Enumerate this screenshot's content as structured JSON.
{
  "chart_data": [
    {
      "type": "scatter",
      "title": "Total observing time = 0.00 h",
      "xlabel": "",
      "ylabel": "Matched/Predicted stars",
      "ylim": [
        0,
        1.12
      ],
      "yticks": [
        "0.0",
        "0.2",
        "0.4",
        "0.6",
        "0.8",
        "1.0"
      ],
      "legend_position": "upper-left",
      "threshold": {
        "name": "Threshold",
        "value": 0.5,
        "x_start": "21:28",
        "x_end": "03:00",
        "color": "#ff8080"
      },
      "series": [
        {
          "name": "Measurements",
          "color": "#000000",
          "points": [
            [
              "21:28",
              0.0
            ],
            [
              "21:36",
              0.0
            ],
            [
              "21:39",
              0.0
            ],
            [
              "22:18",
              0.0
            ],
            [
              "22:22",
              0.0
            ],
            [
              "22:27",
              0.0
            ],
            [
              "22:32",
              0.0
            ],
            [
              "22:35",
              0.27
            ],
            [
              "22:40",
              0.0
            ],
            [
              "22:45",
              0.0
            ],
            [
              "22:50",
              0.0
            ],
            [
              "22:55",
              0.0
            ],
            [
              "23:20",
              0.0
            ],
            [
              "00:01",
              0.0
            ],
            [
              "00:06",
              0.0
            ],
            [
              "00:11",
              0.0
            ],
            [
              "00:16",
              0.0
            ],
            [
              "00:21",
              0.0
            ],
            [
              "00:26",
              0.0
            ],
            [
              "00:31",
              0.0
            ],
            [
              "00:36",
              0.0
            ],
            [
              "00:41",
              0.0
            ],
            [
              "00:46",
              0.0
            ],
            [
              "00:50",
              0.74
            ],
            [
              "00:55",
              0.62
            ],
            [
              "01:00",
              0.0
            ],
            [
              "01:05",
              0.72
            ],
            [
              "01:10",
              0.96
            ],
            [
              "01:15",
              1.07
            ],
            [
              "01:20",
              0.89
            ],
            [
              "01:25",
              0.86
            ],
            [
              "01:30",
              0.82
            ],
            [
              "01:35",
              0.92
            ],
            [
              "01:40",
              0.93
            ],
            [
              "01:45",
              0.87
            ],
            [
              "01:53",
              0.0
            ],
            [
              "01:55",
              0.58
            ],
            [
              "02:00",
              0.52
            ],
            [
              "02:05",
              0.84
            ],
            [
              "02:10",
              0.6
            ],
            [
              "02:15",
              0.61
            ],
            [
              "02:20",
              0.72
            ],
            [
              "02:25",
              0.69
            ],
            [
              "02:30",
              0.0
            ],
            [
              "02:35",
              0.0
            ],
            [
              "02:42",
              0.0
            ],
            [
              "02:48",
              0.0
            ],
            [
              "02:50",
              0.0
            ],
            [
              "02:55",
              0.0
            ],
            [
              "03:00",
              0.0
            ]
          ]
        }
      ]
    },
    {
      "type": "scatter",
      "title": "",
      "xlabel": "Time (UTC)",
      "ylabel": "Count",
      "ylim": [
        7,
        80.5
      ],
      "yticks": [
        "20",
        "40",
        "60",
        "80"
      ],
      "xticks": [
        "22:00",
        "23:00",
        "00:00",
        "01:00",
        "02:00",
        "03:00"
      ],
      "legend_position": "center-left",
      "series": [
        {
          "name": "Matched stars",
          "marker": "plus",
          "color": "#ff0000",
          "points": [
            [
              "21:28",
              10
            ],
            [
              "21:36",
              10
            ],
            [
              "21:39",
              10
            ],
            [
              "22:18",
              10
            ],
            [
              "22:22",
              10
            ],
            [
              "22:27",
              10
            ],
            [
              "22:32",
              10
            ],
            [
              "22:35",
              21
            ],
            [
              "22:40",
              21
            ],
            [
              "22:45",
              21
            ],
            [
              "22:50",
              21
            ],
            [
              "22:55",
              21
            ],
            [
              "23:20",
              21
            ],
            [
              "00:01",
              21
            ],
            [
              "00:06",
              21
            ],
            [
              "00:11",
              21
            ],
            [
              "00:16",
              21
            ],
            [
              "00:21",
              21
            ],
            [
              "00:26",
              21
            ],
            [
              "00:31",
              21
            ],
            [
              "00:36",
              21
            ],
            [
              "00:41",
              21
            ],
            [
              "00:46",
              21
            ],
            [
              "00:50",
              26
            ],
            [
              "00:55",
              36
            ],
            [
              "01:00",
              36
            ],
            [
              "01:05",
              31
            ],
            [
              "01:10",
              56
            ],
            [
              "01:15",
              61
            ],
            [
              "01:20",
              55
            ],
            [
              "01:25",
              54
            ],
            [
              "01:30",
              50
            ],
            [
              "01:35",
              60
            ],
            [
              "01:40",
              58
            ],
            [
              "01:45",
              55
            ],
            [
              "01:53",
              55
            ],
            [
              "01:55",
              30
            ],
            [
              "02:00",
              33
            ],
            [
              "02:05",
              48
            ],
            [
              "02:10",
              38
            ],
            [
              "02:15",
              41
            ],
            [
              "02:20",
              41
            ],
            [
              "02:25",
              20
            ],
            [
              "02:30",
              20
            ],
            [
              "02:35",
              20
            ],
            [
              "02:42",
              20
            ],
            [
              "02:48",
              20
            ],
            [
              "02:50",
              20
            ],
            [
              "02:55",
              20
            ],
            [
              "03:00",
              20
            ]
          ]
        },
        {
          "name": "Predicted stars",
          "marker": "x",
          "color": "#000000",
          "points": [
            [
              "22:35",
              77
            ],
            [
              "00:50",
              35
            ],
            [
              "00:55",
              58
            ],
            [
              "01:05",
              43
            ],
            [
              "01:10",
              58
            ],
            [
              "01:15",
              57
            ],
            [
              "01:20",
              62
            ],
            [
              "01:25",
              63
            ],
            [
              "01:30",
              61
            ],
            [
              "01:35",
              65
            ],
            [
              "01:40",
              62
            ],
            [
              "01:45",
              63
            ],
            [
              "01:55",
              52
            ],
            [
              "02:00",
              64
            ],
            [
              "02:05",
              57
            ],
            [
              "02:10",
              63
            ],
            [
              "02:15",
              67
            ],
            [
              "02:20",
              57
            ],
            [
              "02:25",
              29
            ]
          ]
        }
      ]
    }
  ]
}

○ ○ ○

§ Exercise objective
From the records above, please extract every line and repeat it exactly.

§ Correct response
Enumerate this screenshot's content as structured JSON.
{
  "chart_data": [
    {
      "type": "scatter",
      "title": "Total observing time = 0.00 h",
      "xlabel": "",
      "ylabel": "Matched/Predicted stars",
      "ylim": [
        0,
        1.12
      ],
      "yticks": [
        "0.0",
        "0.2",
        "0.4",
        "0.6",
        "0.8",
        "1.0"
      ],
      "legend_position": "upper-left",
      "threshold": {
        "name": "Threshold",
        "value": 0.5,
        "x_start": "21:28",
        "x_end": "03:00",
        "color": "#ff8080"
      },
      "series": [
        {
          "name": "Measurements",
          "color": "#000000",
          "points": [
            [
              "21:28",
              0.0
            ],
            [
              "21:36",
              0.0
            ],
            [
              "21:39",
              0.0
            ],
            [
              "22:18",
              0.0
            ],
            [
              "22:22",
              0.0
            ],
            [
              "22:27",
              0.0
            ],
            [
              "22:32",
              0.0
            ],
            [
              "22:35",
              0.27
            ],
            [
              "22:40",
              0.0
            ],
            [
              "22:45",
              0.0
            ],
            [
              "22:50",
              0.0
            ],
            [
              "22:55",
              0.0
            ],
            [
              "23:20",
              0.0
            ],
            [
              "00:01",
              0.0
            ],
            [
              "00:06",
              0.0
            ],
            [
              "00:11",
              0.0
            ],
            [
              "00:16",
              0.0
            ],
            [
              "00:21",
              0.0
            ],
            [
              "00:26",
              0.0
            ],
            [
              "00:31",
              0.0
            ],
            [
              "00:36",
              0.0
            ],
            [
              "00:41",
              0.0
            ],
            [
              "00:46",
              0.0
            ],
            [
              "00:50",
              0.74
            ],
            [
              "00:55",
              0.62
            ],
            [
              "01:00",
              0.0
            ],
            [
              "01:05",
              0.72
            ],
            [
              "01:10",
              0.96
            ],
            [
              "01:15",
              1.07
            ],
            [
              "01:20",
              0.89
            ],
            [
              "01:25",
              0.86
            ],
            [
              "01:30",
              0.82
            ],
            [
              "01:35",
              0.92
            ],
            [
              "01:40",
              0.93
            ],
            [
              "01:45",
              0.87
            ],
            [
              "01:53",
              0.0
            ],
            [
              "01:55",
              0.58
            ],
            [
              "02:00",
              0.52
            ],
            [
              "02:05",
              0.84
            ],
            [
              "02:10",
              0.6
            ],
            [
              "02:15",
              0.61
            ],
            [
              "02:20",
              0.72
            ],
            [
              "02:25",
              0.69
            ],
            [
              "02:30",
              0.0
            ],
            [
              "02:35",
              0.0
            ],
            [
              "02:42",
              0.0
            ],
            [
              "02:48",
              0.0
            ],
            [
              "02:50",
              0.0
            ],
            [
              "02:55",
              0.0
            ],
            [
              "03:00",
              0.0
            ]
          ]
        }
      ]
    },
    {
      "type": "scatter",
      "title": "",
      "xlabel": "Time (UTC)",
      "ylabel": "Count",
      "ylim": [
        7,
        80.5
      ],
      "yticks": [
        "20",
        "40",
        "60",
        "80"
      ],
      "xticks": [
        "22:00",
        "23:00",
        "00:00",
        "01:00",
        "02:00",
        "03:00"
      ],
      "legend_position": "center-left",
      "series": [
        {
          "name": "Matched stars",
          "marker": "plus",
          "color": "#ff0000",
          "points": [
            [
              "21:28",
              10
            ],
            [
              "21:36",
              10
            ],
            [
              "21:39",
              10
            ],
            [
              "22:18",
              10
            ],
            [
              "22:22",
              10
            ],
            [
              "22:27",
              10
            ],
            [
              "22:32",
              10
            ],
            [
              "22:35",
              21
            ],
            [
              "22:40",
              21
            ],
            [
              "22:45",
              21
            ],
            [
              "22:50",
              21
            ],
            [
              "22:55",
              21
            ],
            [
              "23:20",
              21
            ],
            [
              "00:01",
              21
            ],
            [
              "00:06",
              21
            ],
            [
              "00:11",
              21
            ],
            [
              "00:16",
              21
            ],
            [
              "00:21",
              21
            ],
            [
              "00:26",
              21
            ],
            [
              "00:31",
              21
            ],
            [
              "00:36",
              21
            ],
            [
              "00:41",
              21
            ],
            [
              "00:46",
              21
            ],
            [
              "00:50",
              26
            ],
            [
              "00:55",
              36
            ],
            [
              "01:00",
              36
            ],
            [
              "01:05",
              31
            ],
            [
              "01:10",
              56
            ],
            [
              "01:15",
              61
            ],
            [
              "01:20",
              55
            ],
            [
              "01:25",
              54
            ],
            [
              "01:30",
              50
            ],
            [
              "01:35",
              60
            ],
            [
              "01:40",
              58
            ],
            [
              "01:45",
              55
            ],
            [
              "01:53",
              55
            ],
            [
              "01:55",
              30
            ],
            [
              "02:00",
              33
            ],
            [
              "02:05",
              48
            ],
            [
              "02:10",
              38
            ],
            [
              "02:15",
              41
            ],
            [
              "02:20",
              41
            ],
            [
              "02:25",
              20
            ],
            [
              "02:30",
              20
            ],
            [
              "02:35",
              20
            ],
            [
              "02:42",
              20
            ],
            [
              "02:48",
              20
            ],
            [
              "02:50",
              20
            ],
            [
              "02:55",
              20
            ],
            [
              "03:00",
              20
            ]
          ]
        },
        {
          "name": "Predicted stars",
          "marker": "x",
          "color": "#000000",
          "points": [
            [
              "22:35",
              77
            ],
            [
              "00:50",
              35
            ],
            [
              "00:55",
              58
            ],
            [
              "01:05",
              43
            ],
            [
              "01:10",
              58
            ],
            [
              "01:15",
              57
            ],
            [
              "01:20",
              62
            ],
            [
              "01:25",
              63
            ],
            [
              "01:30",
              61
            ],
            [
              "01:35",
              65
            ],
            [
              "01:40",
              62
            ],
            [
              "01:45",
              63
            ],
            [
              "01:55",
              52
            ],
            [
              "02:00",
              64
            ],
            [
              "02:05",
              57
            ],
            [
              "02:10",
              63
            ],
            [
              "02:15",
              67
            ],
            [
              "02:20",
              57
            ],
            [
              "02:25",
              29
            ]
          ]
        }
      ]
    }
  ]
}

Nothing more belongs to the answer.